§ Problem
Reproduce all the entries exactly and keep the pictures out.

>>>

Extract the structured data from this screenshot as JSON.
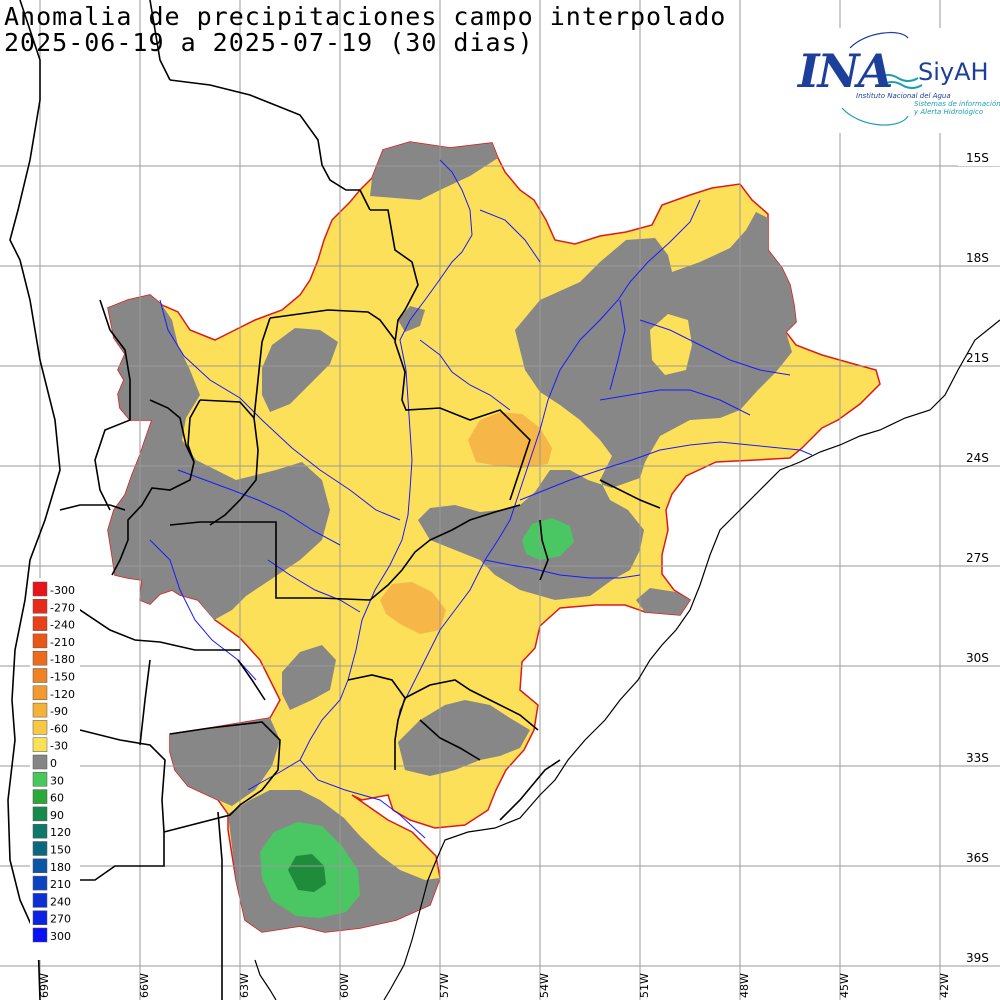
{
  "header": {
    "title_line1": "Anomalia de precipitaciones campo interpolado",
    "title_line2": "2025-06-19 a 2025-07-19 (30 dias)"
  },
  "logo": {
    "name": "INA",
    "system": "SiyAH",
    "subtitle": "Instituto Nacional del Agua",
    "tagline1": "Sistemas de información",
    "tagline2": "y Alerta Hidrológico"
  },
  "axes": {
    "latitude_labels": [
      "15S",
      "18S",
      "21S",
      "24S",
      "27S",
      "30S",
      "33S",
      "36S",
      "39S"
    ],
    "longitude_labels": [
      "69W",
      "66W",
      "63W",
      "60W",
      "57W",
      "54W",
      "51W",
      "48W",
      "45W",
      "42W"
    ]
  },
  "legend": {
    "values": [
      "-300",
      "-270",
      "-240",
      "-210",
      "-180",
      "-150",
      "-120",
      "-90",
      "-60",
      "-30",
      "0",
      "30",
      "60",
      "90",
      "120",
      "150",
      "180",
      "210",
      "240",
      "270",
      "300"
    ],
    "colors": [
      "#e8141c",
      "#e82a18",
      "#e84018",
      "#ea5618",
      "#ec6c1c",
      "#ee8224",
      "#f09a30",
      "#f4b238",
      "#f8c844",
      "#fae058",
      "#858585",
      "#48c85a",
      "#2aa83c",
      "#158a4c",
      "#107868",
      "#0c6680",
      "#0d55a6",
      "#0d42c0",
      "#0c30d6",
      "#0b22e6",
      "#0a10f4"
    ]
  },
  "colors": {
    "dry_light": "#fde05a",
    "dry_medium": "#f8c450",
    "dry_orange": "#f6b042",
    "near_normal": "#878787",
    "wet_green": "#4ac762",
    "wet_darkgreen": "#1f8c3c",
    "river": "#1a1aff",
    "basin_outline": "#dd1a1a"
  }
}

<<<

§ Solution below
Extract the structured data from this screenshot as JSON.
{
  "header": {
    "title_line1": "Anomalia de precipitaciones campo interpolado",
    "title_line2": "2025-06-19 a 2025-07-19 (30 dias)"
  },
  "logo": {
    "name": "INA",
    "system": "SiyAH",
    "subtitle": "Instituto Nacional del Agua",
    "tagline1": "Sistemas de información",
    "tagline2": "y Alerta Hidrológico"
  },
  "axes": {
    "latitude_labels": [
      "15S",
      "18S",
      "21S",
      "24S",
      "27S",
      "30S",
      "33S",
      "36S",
      "39S"
    ],
    "longitude_labels": [
      "69W",
      "66W",
      "63W",
      "60W",
      "57W",
      "54W",
      "51W",
      "48W",
      "45W",
      "42W"
    ]
  },
  "legend": {
    "values": [
      "-300",
      "-270",
      "-240",
      "-210",
      "-180",
      "-150",
      "-120",
      "-90",
      "-60",
      "-30",
      "0",
      "30",
      "60",
      "90",
      "120",
      "150",
      "180",
      "210",
      "240",
      "270",
      "300"
    ],
    "colors": [
      "#e8141c",
      "#e82a18",
      "#e84018",
      "#ea5618",
      "#ec6c1c",
      "#ee8224",
      "#f09a30",
      "#f4b238",
      "#f8c844",
      "#fae058",
      "#858585",
      "#48c85a",
      "#2aa83c",
      "#158a4c",
      "#107868",
      "#0c6680",
      "#0d55a6",
      "#0d42c0",
      "#0c30d6",
      "#0b22e6",
      "#0a10f4"
    ]
  },
  "colors": {
    "dry_light": "#fde05a",
    "dry_medium": "#f8c450",
    "dry_orange": "#f6b042",
    "near_normal": "#878787",
    "wet_green": "#4ac762",
    "wet_darkgreen": "#1f8c3c",
    "river": "#1a1aff",
    "basin_outline": "#dd1a1a"
  }
}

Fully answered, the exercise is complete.